INSTRUCTIONS FOR THE TASK
Within the records below, find each line that holds the string "伊拉克的伊斯塔尔门是仿制的", then copy it.

[Data entries]
○ ○ ○

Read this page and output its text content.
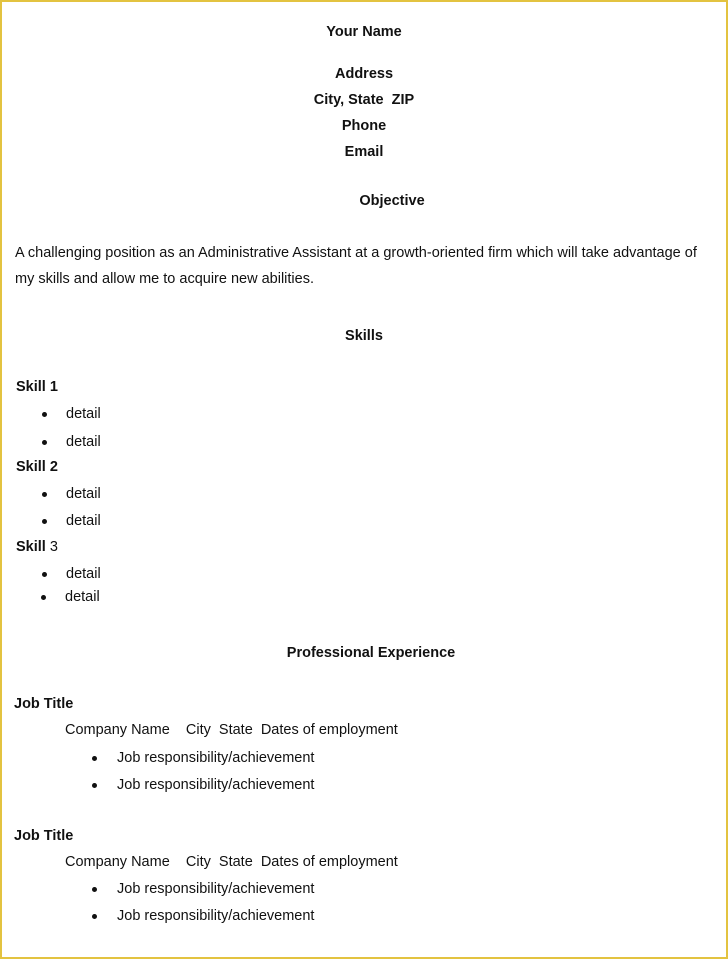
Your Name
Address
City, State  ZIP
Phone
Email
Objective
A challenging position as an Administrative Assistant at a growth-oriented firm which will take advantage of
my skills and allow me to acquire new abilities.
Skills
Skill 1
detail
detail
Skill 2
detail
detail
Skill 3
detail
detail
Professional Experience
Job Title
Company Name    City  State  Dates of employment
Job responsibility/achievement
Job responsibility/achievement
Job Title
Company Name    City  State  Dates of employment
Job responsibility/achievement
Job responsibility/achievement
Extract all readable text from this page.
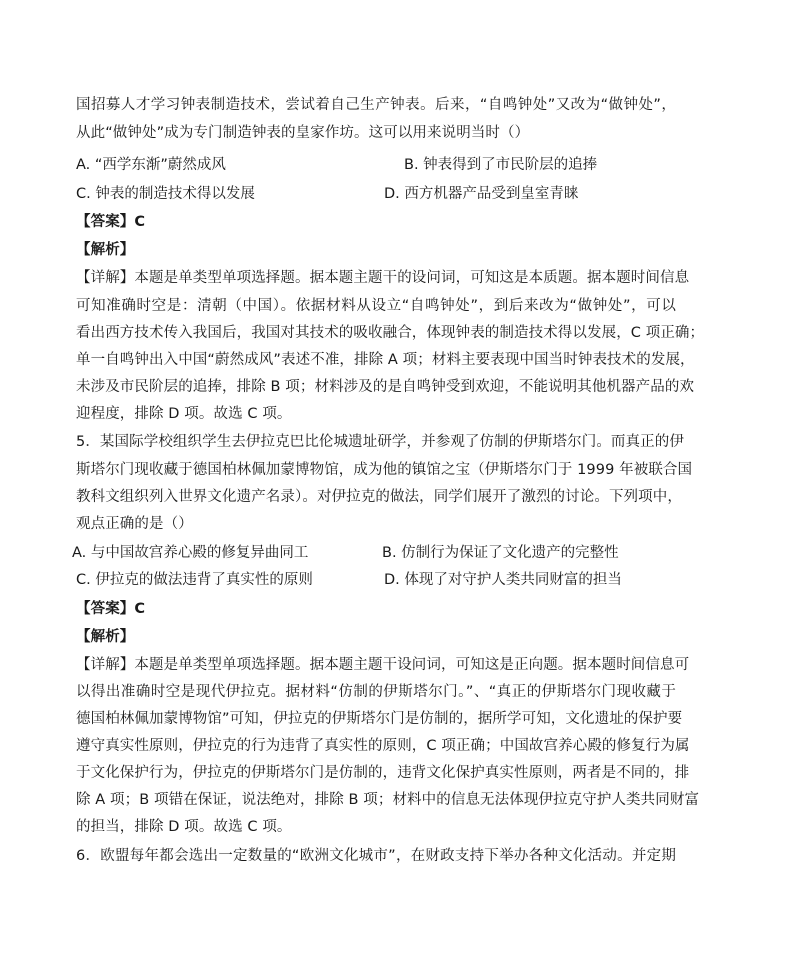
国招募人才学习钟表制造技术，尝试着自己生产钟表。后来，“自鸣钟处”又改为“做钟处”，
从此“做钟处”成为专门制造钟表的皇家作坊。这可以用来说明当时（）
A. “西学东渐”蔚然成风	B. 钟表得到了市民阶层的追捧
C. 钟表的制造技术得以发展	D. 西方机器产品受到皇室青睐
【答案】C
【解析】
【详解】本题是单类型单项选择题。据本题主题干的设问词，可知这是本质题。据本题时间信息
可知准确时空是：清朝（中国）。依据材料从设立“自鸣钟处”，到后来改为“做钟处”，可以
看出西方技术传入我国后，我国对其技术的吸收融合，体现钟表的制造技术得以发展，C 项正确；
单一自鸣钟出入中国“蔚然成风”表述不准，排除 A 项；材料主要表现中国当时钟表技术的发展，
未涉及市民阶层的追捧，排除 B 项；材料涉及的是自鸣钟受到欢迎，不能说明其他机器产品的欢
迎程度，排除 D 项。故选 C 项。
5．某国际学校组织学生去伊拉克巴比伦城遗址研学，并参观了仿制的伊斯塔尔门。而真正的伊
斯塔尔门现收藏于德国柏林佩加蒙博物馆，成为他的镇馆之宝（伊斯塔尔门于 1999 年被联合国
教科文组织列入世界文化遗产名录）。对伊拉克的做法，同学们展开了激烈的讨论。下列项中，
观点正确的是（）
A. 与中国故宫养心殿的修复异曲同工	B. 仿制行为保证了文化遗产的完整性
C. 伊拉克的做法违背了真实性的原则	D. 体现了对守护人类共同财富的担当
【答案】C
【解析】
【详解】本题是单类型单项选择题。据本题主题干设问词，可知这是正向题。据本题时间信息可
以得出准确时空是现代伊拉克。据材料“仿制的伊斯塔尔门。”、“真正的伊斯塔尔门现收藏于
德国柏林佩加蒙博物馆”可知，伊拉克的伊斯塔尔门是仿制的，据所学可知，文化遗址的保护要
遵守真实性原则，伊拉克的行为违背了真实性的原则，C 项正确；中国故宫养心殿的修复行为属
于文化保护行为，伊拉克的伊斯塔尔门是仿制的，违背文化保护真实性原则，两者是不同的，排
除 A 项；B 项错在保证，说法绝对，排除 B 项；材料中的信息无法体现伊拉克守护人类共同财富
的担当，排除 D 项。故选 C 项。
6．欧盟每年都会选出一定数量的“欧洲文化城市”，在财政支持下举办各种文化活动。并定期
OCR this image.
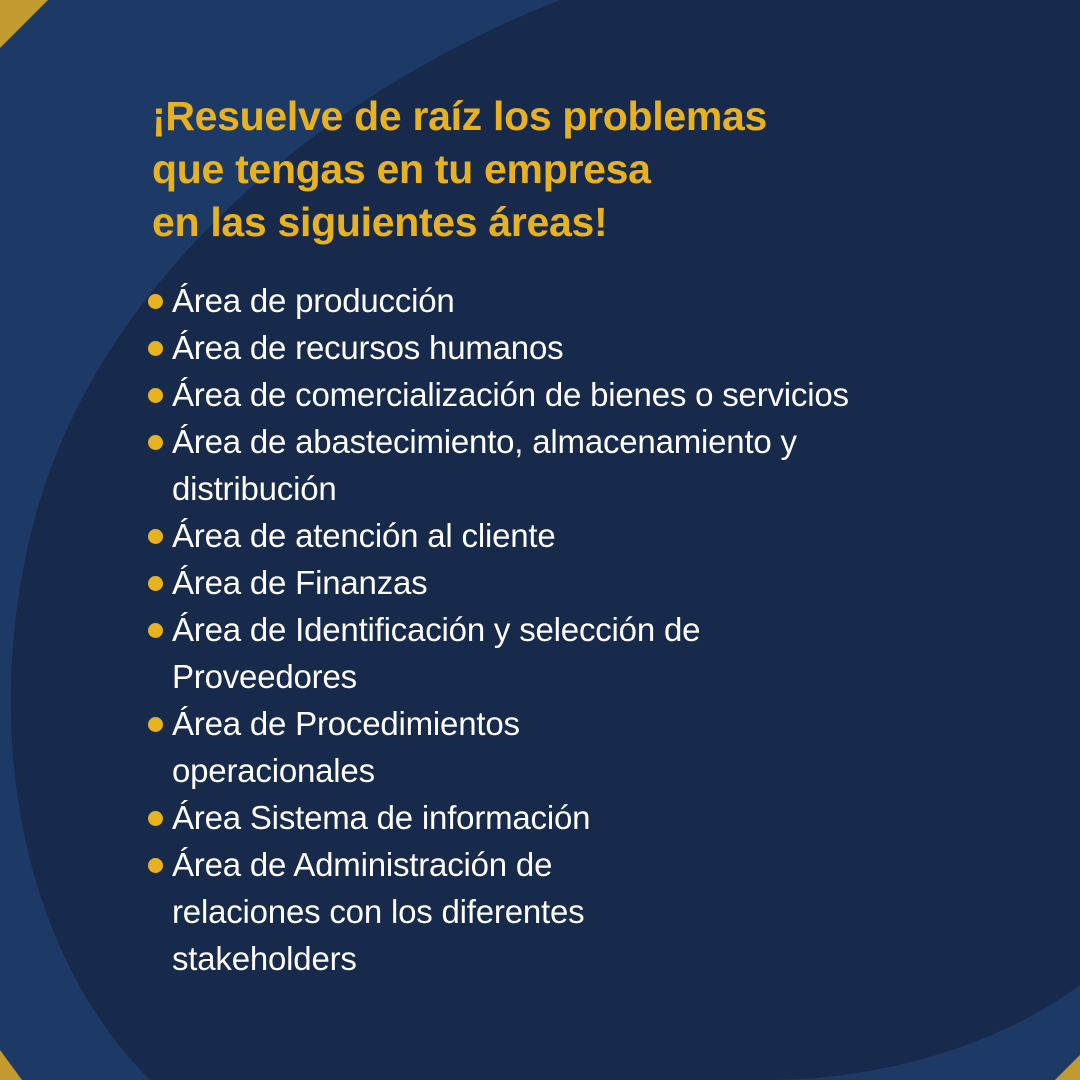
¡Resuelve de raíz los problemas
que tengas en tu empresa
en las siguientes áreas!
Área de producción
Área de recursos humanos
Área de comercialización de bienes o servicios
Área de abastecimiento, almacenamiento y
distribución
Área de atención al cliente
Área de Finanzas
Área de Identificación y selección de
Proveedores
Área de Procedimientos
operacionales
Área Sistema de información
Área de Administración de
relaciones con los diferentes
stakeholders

○ ○ ○

TASK RESULT
德国柏林佩加蒙博物馆”可知，伊拉克的伊斯塔尔门是仿制的，据所学可知，文化遗址的保护要
于文化保护行为，伊拉克的伊斯塔尔门是仿制的，违背文化保护真实性原则，两者是不同的，排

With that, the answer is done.